Material provided ▸
* * *

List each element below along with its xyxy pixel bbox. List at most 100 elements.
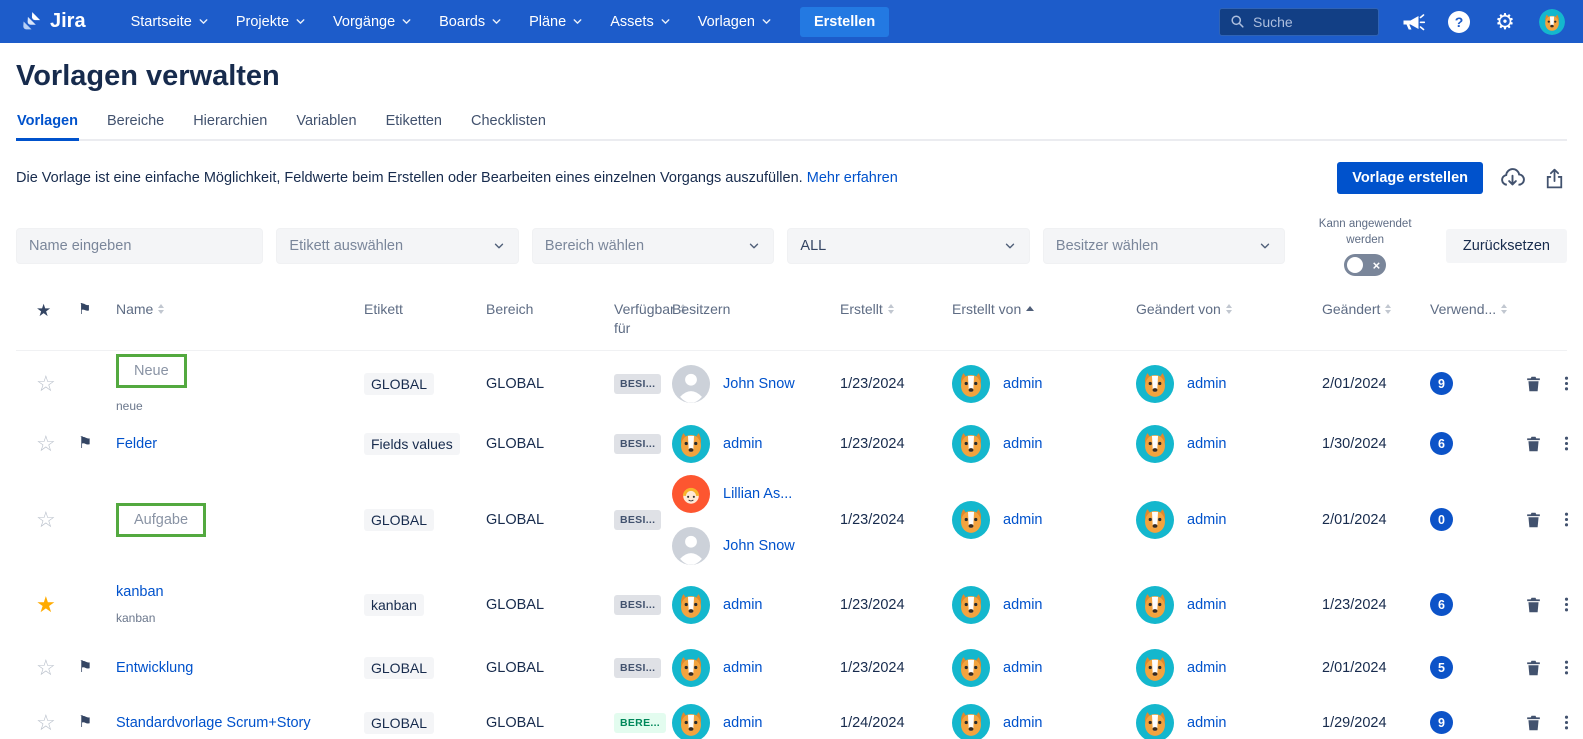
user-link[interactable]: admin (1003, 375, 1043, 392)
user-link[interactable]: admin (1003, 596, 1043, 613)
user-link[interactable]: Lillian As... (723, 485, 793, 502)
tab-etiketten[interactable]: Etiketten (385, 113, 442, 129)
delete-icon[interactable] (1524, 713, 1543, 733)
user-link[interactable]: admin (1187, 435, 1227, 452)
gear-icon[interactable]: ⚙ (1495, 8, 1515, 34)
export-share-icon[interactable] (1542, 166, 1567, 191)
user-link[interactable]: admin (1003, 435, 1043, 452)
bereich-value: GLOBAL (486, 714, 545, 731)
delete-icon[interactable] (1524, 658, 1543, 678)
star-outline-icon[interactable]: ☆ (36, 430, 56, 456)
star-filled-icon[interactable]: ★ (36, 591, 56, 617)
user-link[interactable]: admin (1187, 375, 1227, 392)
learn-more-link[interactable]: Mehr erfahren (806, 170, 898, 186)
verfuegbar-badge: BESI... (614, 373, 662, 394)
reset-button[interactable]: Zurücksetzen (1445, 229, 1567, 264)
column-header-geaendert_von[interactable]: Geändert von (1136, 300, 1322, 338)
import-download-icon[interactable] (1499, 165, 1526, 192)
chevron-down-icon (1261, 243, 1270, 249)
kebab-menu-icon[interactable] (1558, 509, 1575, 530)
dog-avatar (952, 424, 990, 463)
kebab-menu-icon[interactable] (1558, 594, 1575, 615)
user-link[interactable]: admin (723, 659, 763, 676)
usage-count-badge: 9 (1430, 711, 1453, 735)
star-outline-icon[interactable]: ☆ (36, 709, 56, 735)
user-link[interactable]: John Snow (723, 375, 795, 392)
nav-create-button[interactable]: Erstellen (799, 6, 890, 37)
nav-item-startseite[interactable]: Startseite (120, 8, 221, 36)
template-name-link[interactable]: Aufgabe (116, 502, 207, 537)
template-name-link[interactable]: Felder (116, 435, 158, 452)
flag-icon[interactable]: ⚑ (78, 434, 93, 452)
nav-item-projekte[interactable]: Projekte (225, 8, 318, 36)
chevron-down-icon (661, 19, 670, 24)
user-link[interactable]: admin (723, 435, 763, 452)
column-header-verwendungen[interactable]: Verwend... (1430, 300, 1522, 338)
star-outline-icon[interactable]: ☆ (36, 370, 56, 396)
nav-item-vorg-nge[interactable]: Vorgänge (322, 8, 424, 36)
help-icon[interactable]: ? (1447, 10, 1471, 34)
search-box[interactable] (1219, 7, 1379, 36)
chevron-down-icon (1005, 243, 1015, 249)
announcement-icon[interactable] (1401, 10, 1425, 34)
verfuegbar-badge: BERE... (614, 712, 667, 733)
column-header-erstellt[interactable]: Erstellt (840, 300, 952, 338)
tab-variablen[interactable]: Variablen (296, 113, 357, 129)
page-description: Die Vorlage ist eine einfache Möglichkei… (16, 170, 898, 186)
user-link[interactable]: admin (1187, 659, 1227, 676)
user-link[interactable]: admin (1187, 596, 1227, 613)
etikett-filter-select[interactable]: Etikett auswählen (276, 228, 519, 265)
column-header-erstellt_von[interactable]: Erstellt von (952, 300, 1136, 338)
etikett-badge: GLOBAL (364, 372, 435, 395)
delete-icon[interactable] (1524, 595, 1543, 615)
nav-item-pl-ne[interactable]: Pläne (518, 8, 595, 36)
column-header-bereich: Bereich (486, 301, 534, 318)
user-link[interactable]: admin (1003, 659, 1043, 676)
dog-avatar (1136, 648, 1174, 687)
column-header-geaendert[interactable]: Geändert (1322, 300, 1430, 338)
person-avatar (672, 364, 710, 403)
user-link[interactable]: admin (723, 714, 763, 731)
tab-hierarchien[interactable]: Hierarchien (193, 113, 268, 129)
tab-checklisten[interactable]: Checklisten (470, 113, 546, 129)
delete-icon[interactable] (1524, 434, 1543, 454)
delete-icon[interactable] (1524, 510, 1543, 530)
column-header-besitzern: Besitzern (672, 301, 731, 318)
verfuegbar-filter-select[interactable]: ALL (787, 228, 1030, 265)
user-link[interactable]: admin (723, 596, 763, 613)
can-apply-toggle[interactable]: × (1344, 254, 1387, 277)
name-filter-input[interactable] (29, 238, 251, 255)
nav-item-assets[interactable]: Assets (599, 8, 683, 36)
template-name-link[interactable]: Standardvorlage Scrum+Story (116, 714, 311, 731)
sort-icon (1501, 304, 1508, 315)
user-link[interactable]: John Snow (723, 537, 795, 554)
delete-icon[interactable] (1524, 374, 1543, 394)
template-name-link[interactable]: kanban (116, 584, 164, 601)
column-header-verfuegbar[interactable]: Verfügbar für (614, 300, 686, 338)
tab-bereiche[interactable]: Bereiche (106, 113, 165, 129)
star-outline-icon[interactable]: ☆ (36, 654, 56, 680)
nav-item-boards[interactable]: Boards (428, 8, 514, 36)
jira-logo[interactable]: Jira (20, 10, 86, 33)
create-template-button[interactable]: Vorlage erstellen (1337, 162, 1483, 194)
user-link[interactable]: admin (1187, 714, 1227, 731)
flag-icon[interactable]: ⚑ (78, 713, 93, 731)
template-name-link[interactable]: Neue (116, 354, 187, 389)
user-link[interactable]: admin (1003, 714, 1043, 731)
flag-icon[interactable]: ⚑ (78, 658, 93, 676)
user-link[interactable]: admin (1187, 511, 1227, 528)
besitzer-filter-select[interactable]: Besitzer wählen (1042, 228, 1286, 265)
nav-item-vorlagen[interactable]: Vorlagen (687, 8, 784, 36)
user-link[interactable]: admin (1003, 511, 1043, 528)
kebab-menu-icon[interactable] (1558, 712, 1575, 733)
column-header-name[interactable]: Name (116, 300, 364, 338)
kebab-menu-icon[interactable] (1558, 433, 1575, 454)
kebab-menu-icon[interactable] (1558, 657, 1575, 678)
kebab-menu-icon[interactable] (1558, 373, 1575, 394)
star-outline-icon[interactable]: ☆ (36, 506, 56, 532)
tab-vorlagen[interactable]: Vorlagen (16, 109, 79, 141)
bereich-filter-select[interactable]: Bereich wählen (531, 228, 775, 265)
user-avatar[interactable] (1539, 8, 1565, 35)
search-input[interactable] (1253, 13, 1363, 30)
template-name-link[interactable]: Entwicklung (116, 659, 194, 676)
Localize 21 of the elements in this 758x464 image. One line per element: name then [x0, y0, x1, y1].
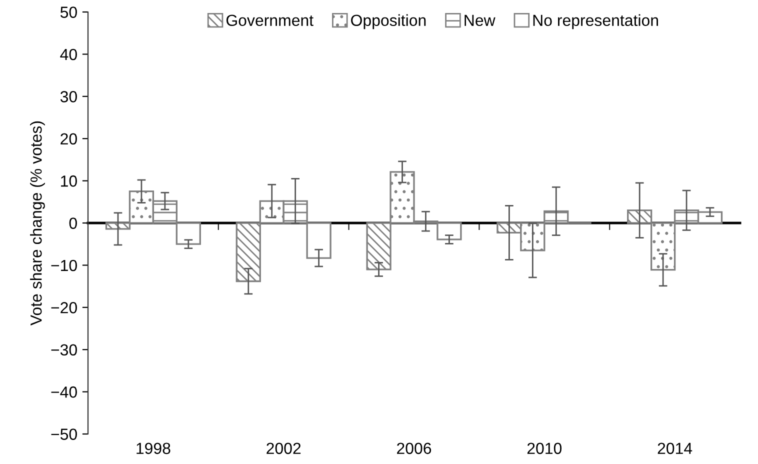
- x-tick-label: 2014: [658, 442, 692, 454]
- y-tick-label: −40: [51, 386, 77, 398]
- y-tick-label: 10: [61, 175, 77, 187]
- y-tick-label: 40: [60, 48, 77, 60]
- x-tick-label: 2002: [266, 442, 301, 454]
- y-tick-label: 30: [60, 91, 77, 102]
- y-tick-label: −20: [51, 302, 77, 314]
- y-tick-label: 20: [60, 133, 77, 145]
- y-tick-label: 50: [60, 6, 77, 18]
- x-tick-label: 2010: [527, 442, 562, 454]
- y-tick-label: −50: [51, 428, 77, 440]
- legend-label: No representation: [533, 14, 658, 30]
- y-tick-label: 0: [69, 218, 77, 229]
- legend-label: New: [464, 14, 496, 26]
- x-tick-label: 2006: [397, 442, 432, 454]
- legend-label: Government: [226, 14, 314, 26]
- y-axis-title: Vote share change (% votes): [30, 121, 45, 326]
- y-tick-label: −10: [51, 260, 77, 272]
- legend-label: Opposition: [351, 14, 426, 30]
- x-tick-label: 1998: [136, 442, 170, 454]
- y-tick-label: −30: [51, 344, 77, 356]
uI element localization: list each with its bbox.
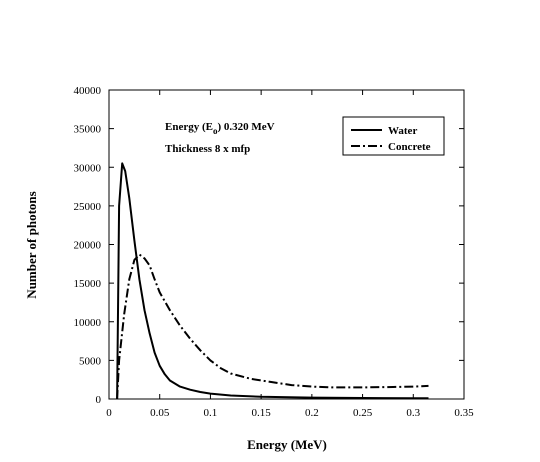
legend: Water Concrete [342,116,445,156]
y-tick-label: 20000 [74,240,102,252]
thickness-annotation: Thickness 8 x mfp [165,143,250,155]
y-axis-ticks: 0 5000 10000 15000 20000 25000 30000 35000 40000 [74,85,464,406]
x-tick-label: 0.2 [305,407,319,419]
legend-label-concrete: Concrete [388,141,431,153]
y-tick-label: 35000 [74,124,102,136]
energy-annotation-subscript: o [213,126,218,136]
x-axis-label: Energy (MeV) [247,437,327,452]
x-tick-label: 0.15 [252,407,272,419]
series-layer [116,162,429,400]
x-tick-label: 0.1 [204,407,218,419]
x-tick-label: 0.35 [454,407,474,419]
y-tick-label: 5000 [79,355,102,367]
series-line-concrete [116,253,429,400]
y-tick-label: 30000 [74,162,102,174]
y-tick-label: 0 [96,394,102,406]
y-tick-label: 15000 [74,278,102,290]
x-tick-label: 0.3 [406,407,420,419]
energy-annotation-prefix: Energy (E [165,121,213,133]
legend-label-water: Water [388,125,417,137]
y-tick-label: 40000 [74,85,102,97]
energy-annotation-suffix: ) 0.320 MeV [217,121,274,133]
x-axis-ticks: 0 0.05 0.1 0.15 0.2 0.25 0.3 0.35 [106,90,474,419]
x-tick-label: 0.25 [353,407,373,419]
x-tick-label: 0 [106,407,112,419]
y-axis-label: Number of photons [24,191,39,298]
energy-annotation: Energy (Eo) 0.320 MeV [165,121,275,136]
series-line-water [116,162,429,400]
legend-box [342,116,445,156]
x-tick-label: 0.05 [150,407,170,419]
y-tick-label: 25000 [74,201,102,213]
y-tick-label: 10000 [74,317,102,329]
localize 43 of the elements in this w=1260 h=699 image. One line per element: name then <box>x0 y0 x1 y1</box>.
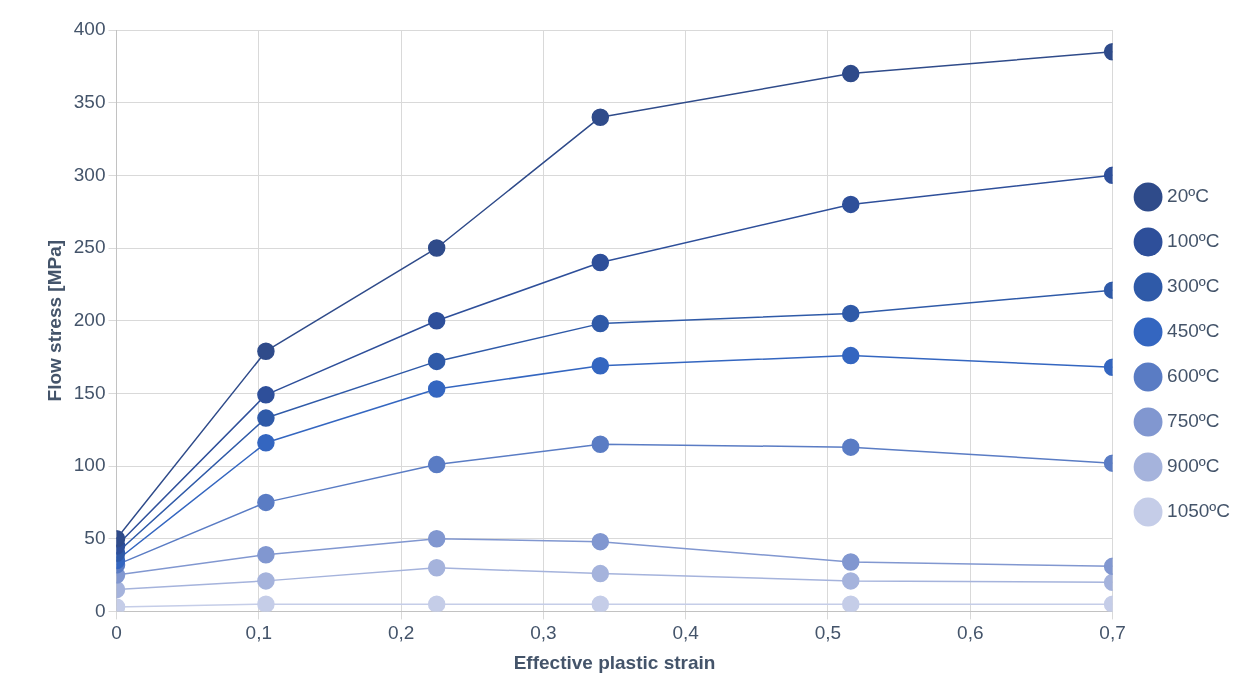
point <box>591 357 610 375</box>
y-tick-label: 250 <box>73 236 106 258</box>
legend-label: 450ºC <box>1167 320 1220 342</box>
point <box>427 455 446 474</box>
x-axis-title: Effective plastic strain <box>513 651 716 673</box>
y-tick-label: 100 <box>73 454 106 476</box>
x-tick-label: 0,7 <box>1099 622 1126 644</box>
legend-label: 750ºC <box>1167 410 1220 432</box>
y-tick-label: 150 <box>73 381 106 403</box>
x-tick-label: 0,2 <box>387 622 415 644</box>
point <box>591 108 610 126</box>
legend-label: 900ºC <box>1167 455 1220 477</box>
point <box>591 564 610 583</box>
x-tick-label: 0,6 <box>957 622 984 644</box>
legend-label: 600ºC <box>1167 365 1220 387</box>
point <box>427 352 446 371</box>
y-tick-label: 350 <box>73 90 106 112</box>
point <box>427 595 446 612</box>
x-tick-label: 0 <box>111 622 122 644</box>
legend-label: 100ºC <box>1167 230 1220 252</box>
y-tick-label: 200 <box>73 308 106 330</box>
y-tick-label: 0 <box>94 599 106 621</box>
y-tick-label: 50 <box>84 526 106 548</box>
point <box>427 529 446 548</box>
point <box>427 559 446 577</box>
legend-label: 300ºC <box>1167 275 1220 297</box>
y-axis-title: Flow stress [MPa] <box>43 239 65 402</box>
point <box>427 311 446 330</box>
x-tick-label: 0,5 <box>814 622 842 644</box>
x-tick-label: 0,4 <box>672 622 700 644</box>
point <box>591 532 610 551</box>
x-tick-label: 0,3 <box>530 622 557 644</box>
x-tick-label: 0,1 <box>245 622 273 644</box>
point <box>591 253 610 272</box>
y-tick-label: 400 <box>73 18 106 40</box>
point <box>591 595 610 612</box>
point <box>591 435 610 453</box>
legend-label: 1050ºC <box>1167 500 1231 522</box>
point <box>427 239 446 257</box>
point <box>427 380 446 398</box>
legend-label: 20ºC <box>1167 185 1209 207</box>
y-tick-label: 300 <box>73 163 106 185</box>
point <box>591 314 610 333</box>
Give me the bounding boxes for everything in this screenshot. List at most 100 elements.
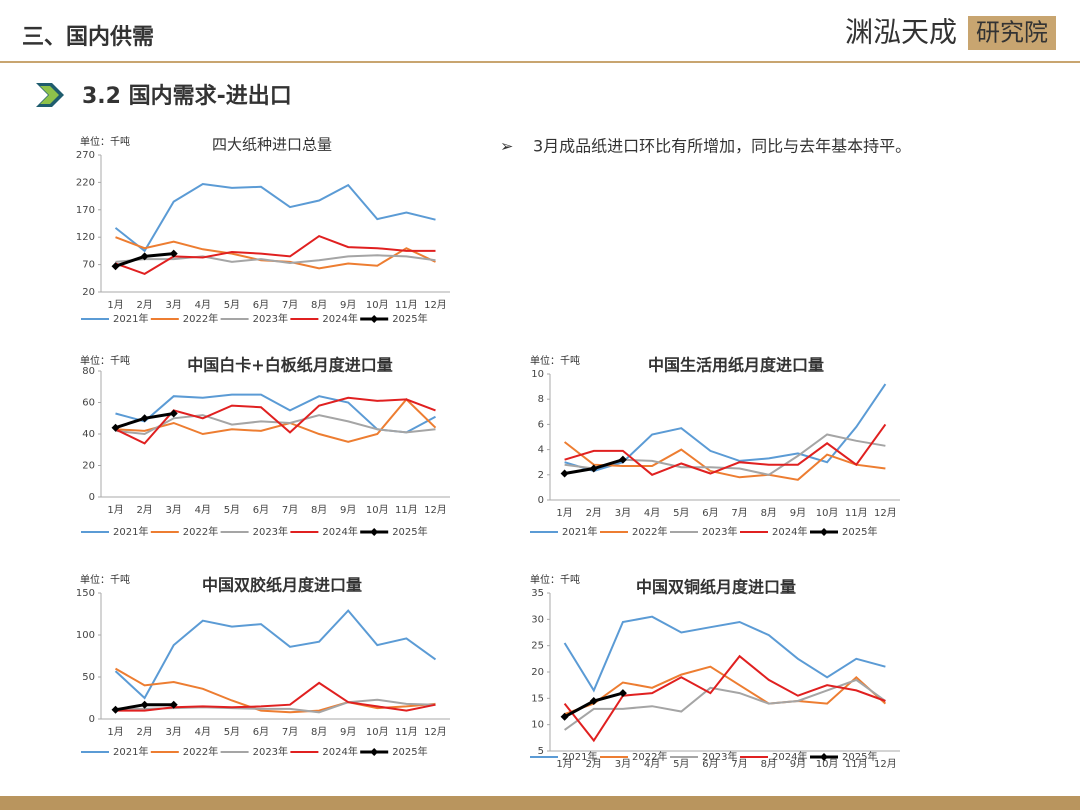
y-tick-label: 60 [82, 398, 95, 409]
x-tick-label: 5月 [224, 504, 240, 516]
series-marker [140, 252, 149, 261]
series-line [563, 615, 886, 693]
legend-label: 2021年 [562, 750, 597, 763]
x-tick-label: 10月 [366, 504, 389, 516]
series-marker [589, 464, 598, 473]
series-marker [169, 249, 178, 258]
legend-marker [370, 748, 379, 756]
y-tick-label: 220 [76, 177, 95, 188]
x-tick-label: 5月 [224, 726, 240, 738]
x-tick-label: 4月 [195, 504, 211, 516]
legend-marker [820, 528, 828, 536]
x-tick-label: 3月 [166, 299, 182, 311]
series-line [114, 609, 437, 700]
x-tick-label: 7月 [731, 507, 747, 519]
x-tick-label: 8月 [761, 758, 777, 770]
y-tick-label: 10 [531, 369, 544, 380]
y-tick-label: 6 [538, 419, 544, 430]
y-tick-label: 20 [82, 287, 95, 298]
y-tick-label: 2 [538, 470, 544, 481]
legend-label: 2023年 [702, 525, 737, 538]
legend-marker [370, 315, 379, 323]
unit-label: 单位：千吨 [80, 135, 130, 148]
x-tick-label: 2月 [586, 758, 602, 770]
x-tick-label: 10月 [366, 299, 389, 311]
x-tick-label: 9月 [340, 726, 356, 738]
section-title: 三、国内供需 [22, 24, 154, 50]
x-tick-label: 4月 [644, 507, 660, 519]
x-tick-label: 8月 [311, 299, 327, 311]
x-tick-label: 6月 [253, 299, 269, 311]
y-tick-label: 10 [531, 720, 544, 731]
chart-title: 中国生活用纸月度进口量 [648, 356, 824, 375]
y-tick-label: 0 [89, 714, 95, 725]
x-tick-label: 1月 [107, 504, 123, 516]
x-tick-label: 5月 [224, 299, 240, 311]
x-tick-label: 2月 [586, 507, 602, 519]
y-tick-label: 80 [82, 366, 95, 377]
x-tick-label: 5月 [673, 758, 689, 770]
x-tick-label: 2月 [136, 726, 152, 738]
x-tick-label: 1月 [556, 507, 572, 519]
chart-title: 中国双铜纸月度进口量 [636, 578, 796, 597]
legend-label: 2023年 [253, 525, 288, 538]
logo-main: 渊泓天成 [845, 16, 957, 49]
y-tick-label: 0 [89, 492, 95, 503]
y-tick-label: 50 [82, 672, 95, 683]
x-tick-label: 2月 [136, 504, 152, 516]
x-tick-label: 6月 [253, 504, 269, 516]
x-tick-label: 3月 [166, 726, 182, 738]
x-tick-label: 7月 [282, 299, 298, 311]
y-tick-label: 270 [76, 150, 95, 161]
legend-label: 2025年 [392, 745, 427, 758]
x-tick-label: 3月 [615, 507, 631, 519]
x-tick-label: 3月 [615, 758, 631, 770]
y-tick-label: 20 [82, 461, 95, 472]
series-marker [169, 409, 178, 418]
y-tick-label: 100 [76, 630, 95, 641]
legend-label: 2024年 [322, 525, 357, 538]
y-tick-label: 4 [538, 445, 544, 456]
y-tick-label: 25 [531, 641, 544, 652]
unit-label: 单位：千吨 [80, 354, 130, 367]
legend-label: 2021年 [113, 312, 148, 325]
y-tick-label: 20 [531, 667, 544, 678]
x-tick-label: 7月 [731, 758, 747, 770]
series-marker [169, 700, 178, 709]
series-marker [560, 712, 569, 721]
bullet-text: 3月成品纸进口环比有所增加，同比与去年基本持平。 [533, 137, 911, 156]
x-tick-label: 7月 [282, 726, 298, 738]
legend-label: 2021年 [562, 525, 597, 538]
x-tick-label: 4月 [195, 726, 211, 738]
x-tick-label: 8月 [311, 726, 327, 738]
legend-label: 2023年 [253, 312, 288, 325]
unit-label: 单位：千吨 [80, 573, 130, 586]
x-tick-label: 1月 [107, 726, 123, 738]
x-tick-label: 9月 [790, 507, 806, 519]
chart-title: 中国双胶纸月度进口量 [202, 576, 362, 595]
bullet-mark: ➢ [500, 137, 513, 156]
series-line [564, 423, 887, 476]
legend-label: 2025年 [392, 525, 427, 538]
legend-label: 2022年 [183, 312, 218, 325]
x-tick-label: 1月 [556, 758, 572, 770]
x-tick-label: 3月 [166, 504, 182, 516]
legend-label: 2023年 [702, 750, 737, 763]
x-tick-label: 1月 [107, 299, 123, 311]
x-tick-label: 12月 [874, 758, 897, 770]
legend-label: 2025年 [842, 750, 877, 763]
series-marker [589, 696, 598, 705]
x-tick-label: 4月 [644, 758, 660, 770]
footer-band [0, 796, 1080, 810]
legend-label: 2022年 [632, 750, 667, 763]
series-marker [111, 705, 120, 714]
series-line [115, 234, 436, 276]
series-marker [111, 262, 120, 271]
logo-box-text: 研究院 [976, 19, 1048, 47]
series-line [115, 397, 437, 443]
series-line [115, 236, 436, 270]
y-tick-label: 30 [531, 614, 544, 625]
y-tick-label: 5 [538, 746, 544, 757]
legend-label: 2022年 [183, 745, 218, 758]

* * *

Given instruction ▸
Print the lines of the records from the line with "user-link[interactable]: admin (1003, 375, 1043, 392)" through the line with "dog-avatar (952, 424, 990, 463)", both included, character for character.

Result of this task ▸
user-link[interactable]: admin (1003, 375, 1043, 392)
user-link[interactable]: admin (1003, 596, 1043, 613)
user-link[interactable]: Lillian As... (723, 485, 793, 502)
tab-etiketten[interactable]: Etiketten (385, 113, 442, 129)
delete-icon[interactable] (1524, 713, 1543, 733)
user-link[interactable]: admin (1187, 435, 1227, 452)
gear-icon[interactable]: ⚙ (1495, 8, 1515, 34)
export-share-icon[interactable] (1542, 166, 1567, 191)
user-link[interactable]: admin (1003, 435, 1043, 452)
bereich-value: GLOBAL (486, 714, 545, 731)
delete-icon[interactable] (1524, 658, 1543, 678)
star-outline-icon[interactable]: ☆ (36, 430, 56, 456)
star-filled-icon[interactable]: ★ (36, 591, 56, 617)
user-link[interactable]: admin (1187, 375, 1227, 392)
learn-more-link[interactable]: Mehr erfahren (806, 170, 898, 186)
verfuegbar-badge: BESI... (614, 373, 662, 394)
reset-button[interactable]: Zurücksetzen (1445, 229, 1567, 264)
column-header-geaendert_von[interactable]: Geändert von (1136, 300, 1322, 338)
import-download-icon[interactable] (1499, 165, 1526, 192)
chevron-down-icon (1261, 243, 1270, 249)
kebab-menu-icon[interactable] (1558, 509, 1575, 530)
dog-avatar (952, 424, 990, 463)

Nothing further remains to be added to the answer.